Every line that contains the word "Windows" should be copied out.

(Dataset records)
------
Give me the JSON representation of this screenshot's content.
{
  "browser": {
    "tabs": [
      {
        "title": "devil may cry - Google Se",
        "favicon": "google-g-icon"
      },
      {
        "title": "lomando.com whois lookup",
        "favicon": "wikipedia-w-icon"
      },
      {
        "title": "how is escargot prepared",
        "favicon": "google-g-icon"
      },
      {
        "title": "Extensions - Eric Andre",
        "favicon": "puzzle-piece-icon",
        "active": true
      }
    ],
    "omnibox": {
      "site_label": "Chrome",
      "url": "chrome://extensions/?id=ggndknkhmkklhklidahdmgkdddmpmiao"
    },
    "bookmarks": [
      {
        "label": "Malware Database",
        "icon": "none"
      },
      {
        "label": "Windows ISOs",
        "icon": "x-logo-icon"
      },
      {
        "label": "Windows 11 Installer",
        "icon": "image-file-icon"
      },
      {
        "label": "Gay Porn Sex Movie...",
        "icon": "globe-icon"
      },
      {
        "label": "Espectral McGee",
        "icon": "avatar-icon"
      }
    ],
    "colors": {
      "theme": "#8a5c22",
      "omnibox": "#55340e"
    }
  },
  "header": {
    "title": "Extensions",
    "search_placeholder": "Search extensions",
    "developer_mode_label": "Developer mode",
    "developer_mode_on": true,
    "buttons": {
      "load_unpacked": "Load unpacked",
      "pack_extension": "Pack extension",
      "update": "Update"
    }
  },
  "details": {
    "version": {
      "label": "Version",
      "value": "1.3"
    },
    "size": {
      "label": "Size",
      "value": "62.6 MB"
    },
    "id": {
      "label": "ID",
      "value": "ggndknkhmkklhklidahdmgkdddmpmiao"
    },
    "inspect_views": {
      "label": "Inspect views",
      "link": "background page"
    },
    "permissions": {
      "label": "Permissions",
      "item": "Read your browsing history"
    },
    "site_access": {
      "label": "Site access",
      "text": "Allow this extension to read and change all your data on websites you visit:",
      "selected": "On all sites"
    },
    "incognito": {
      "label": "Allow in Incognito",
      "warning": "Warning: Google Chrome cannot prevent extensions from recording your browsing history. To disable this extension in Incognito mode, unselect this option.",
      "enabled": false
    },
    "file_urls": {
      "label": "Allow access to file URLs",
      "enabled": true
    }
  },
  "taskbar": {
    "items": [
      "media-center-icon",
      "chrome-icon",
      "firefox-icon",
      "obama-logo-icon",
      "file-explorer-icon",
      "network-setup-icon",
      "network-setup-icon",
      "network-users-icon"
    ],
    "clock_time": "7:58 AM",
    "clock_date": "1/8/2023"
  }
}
------
### Finished task
        "label": "Windows ISOs",
        "label": "Windows 11 Installer",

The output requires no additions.